▸ **YOUR GOAL**
Copy the data that follows exactly. Include no pictures.

▸ **THE RECORDS**
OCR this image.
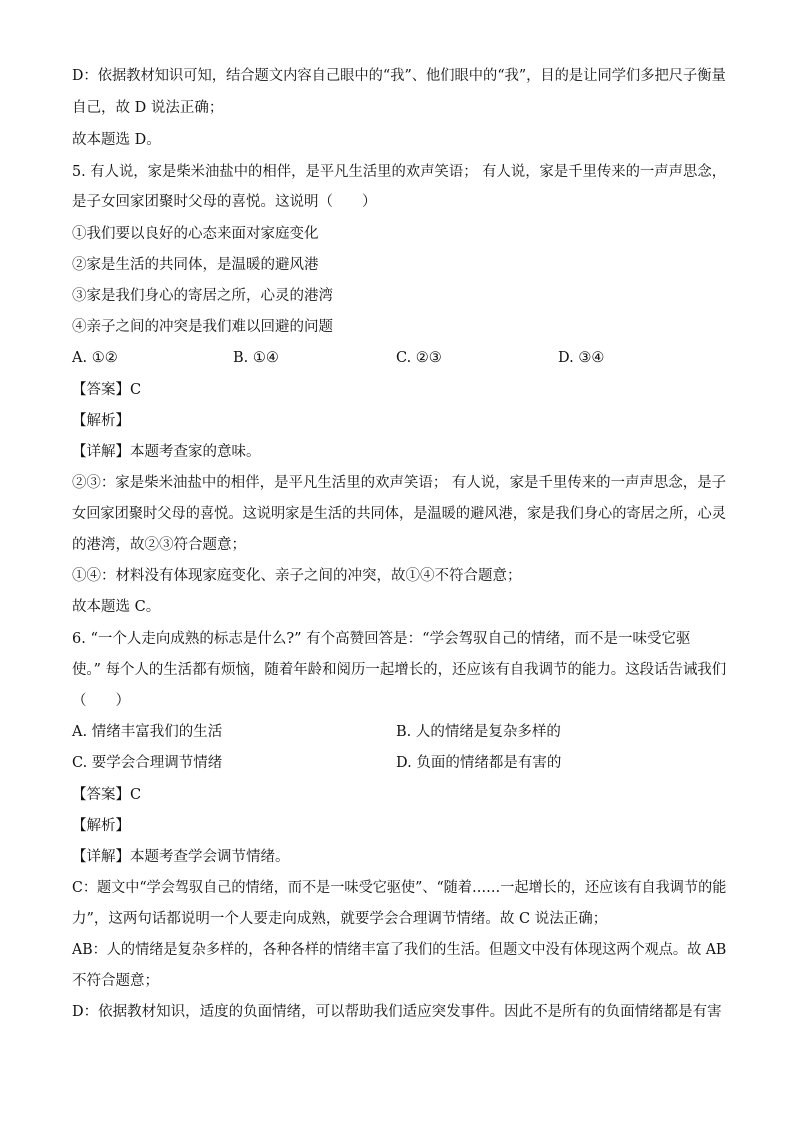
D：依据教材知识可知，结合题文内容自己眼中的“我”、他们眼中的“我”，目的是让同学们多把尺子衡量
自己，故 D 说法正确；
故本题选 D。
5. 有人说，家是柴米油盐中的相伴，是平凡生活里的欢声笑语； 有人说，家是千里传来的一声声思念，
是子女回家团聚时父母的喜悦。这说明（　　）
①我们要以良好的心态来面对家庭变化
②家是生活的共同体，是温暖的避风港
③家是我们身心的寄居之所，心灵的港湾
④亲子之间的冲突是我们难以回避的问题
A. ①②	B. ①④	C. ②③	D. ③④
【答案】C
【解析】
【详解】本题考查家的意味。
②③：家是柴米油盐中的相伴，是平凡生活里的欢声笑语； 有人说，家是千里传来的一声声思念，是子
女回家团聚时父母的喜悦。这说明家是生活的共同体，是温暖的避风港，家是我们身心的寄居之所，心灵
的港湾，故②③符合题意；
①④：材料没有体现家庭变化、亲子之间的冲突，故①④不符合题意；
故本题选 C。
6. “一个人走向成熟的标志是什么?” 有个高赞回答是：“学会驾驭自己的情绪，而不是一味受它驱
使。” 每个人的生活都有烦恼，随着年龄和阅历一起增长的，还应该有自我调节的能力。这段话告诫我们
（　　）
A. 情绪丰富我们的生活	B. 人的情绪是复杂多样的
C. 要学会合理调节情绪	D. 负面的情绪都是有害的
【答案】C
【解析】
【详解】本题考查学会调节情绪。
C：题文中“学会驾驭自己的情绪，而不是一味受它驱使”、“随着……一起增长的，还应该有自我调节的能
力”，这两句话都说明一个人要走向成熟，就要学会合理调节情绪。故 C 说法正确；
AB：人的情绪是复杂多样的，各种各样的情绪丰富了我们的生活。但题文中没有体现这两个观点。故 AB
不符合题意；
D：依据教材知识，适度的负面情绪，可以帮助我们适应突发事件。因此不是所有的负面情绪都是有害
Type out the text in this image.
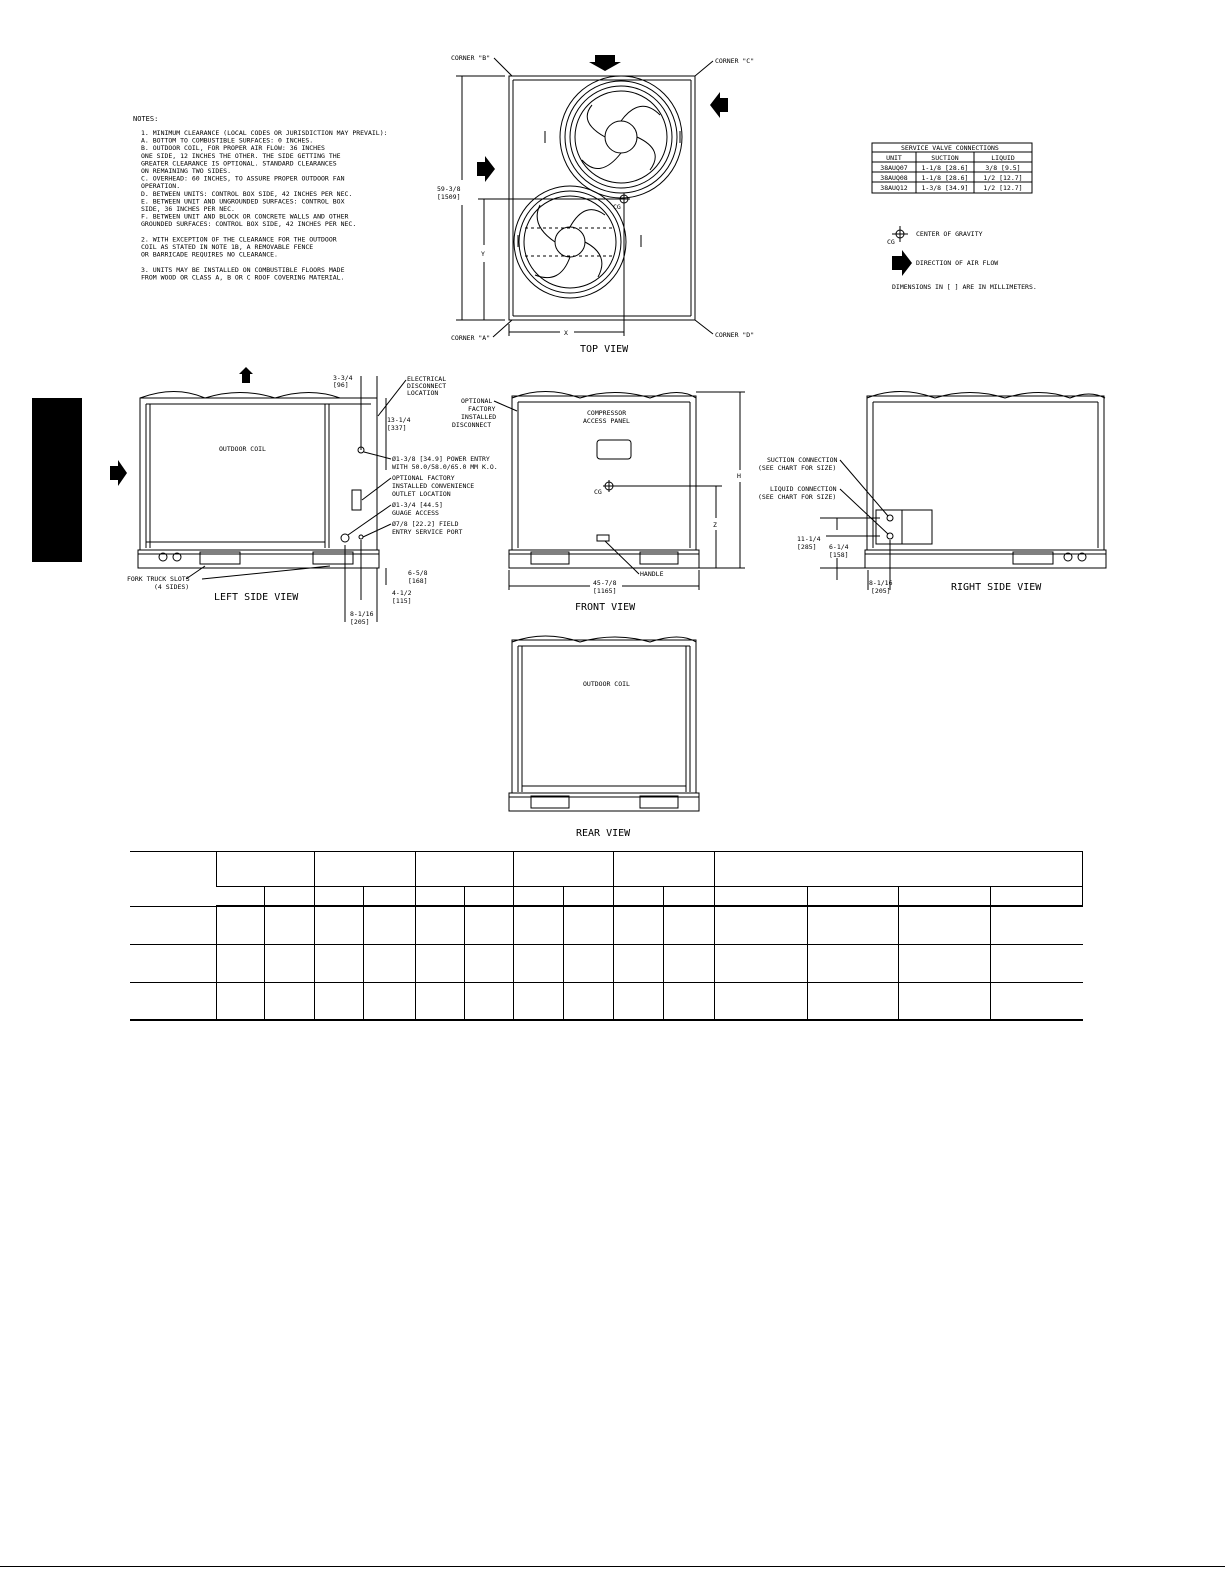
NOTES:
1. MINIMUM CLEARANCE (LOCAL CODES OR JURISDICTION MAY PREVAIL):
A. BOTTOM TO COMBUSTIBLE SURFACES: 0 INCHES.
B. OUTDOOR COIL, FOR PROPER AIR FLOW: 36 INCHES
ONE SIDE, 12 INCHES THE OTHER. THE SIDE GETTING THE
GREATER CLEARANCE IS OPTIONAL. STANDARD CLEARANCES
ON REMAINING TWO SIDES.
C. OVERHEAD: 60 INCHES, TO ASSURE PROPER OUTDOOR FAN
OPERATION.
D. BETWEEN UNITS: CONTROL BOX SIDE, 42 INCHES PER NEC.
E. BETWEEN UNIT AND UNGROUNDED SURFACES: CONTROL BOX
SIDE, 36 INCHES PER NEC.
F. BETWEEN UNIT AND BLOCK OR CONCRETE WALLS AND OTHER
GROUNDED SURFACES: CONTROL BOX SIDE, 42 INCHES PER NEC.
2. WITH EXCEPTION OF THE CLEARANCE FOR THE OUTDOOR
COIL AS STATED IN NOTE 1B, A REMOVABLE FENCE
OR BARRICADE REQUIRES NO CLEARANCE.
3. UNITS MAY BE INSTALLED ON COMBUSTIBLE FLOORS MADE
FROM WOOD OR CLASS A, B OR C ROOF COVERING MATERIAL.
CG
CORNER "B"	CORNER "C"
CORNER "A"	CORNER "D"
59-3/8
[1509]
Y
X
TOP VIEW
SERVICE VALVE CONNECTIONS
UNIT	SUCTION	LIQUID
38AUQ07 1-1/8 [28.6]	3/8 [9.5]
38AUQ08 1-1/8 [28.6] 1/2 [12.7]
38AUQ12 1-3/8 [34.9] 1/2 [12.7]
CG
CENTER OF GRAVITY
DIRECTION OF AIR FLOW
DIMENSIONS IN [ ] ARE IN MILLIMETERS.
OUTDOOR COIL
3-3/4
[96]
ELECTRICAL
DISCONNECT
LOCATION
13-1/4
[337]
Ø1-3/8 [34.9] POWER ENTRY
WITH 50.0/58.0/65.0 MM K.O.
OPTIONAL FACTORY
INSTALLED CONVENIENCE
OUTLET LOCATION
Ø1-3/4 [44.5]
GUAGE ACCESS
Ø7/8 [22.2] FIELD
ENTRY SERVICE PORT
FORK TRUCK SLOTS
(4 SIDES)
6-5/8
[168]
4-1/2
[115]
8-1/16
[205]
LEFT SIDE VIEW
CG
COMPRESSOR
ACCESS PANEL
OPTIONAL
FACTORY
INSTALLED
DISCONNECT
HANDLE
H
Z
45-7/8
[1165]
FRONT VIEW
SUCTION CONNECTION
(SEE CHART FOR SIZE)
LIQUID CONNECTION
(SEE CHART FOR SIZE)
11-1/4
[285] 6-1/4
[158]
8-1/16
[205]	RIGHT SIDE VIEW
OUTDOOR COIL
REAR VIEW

▸ **RESULT**
OCR this image.
D：依据教材知识可知，结合题文内容自己眼中的“我”、他们眼中的“我”，目的是让同学们多把尺子衡量
自己，故 D 说法正确；
故本题选 D。
5. 有人说，家是柴米油盐中的相伴，是平凡生活里的欢声笑语； 有人说，家是千里传来的一声声思念，
是子女回家团聚时父母的喜悦。这说明（　　）
①我们要以良好的心态来面对家庭变化
②家是生活的共同体，是温暖的避风港
③家是我们身心的寄居之所，心灵的港湾
④亲子之间的冲突是我们难以回避的问题
A. ①②	B. ①④	C. ②③	D. ③④
【答案】C
【解析】
【详解】本题考查家的意味。
②③：家是柴米油盐中的相伴，是平凡生活里的欢声笑语； 有人说，家是千里传来的一声声思念，是子
女回家团聚时父母的喜悦。这说明家是生活的共同体，是温暖的避风港，家是我们身心的寄居之所，心灵
的港湾，故②③符合题意；
①④：材料没有体现家庭变化、亲子之间的冲突，故①④不符合题意；
故本题选 C。
6. “一个人走向成熟的标志是什么?” 有个高赞回答是：“学会驾驭自己的情绪，而不是一味受它驱
使。” 每个人的生活都有烦恼，随着年龄和阅历一起增长的，还应该有自我调节的能力。这段话告诫我们
（　　）
A. 情绪丰富我们的生活	B. 人的情绪是复杂多样的
C. 要学会合理调节情绪	D. 负面的情绪都是有害的
【答案】C
【解析】
【详解】本题考查学会调节情绪。
C：题文中“学会驾驭自己的情绪，而不是一味受它驱使”、“随着……一起增长的，还应该有自我调节的能
力”，这两句话都说明一个人要走向成熟，就要学会合理调节情绪。故 C 说法正确；
AB：人的情绪是复杂多样的，各种各样的情绪丰富了我们的生活。但题文中没有体现这两个观点。故 AB
不符合题意；
D：依据教材知识，适度的负面情绪，可以帮助我们适应突发事件。因此不是所有的负面情绪都是有害
Type out the text in this image.
NOTES:
1. MINIMUM CLEARANCE (LOCAL CODES OR JURISDICTION MAY PREVAIL):
A. BOTTOM TO COMBUSTIBLE SURFACES: 0 INCHES.
B. OUTDOOR COIL, FOR PROPER AIR FLOW: 36 INCHES
ONE SIDE, 12 INCHES THE OTHER. THE SIDE GETTING THE
GREATER CLEARANCE IS OPTIONAL. STANDARD CLEARANCES
ON REMAINING TWO SIDES.
C. OVERHEAD: 60 INCHES, TO ASSURE PROPER OUTDOOR FAN
OPERATION.
D. BETWEEN UNITS: CONTROL BOX SIDE, 42 INCHES PER NEC.
E. BETWEEN UNIT AND UNGROUNDED SURFACES: CONTROL BOX
SIDE, 36 INCHES PER NEC.
F. BETWEEN UNIT AND BLOCK OR CONCRETE WALLS AND OTHER
GROUNDED SURFACES: CONTROL BOX SIDE, 42 INCHES PER NEC.
2. WITH EXCEPTION OF THE CLEARANCE FOR THE OUTDOOR
COIL AS STATED IN NOTE 1B, A REMOVABLE FENCE
OR BARRICADE REQUIRES NO CLEARANCE.
3. UNITS MAY BE INSTALLED ON COMBUSTIBLE FLOORS MADE
FROM WOOD OR CLASS A, B OR C ROOF COVERING MATERIAL.
CG
CORNER "B"	CORNER "C"
CORNER "A"	CORNER "D"
59-3/8
[1509]
Y
X
TOP VIEW
SERVICE VALVE CONNECTIONS
UNIT	SUCTION	LIQUID
38AUQ07 1-1/8 [28.6]	3/8 [9.5]
38AUQ08 1-1/8 [28.6] 1/2 [12.7]
38AUQ12 1-3/8 [34.9] 1/2 [12.7]
CG
CENTER OF GRAVITY
DIRECTION OF AIR FLOW
DIMENSIONS IN [ ] ARE IN MILLIMETERS.
OUTDOOR COIL
3-3/4
[96]
ELECTRICAL
DISCONNECT
LOCATION
13-1/4
[337]
Ø1-3/8 [34.9] POWER ENTRY
WITH 50.0/58.0/65.0 MM K.O.
OPTIONAL FACTORY
INSTALLED CONVENIENCE
OUTLET LOCATION
Ø1-3/4 [44.5]
GUAGE ACCESS
Ø7/8 [22.2] FIELD
ENTRY SERVICE PORT
FORK TRUCK SLOTS
(4 SIDES)
6-5/8
[168]
4-1/2
[115]
8-1/16
[205]
LEFT SIDE VIEW
CG
COMPRESSOR
ACCESS PANEL
OPTIONAL
FACTORY
INSTALLED
DISCONNECT
HANDLE
H
Z
45-7/8
[1165]
FRONT VIEW
SUCTION CONNECTION
(SEE CHART FOR SIZE)
LIQUID CONNECTION
(SEE CHART FOR SIZE)
11-1/4
[285] 6-1/4
[158]
8-1/16
[205]	RIGHT SIDE VIEW
OUTDOOR COIL
REAR VIEW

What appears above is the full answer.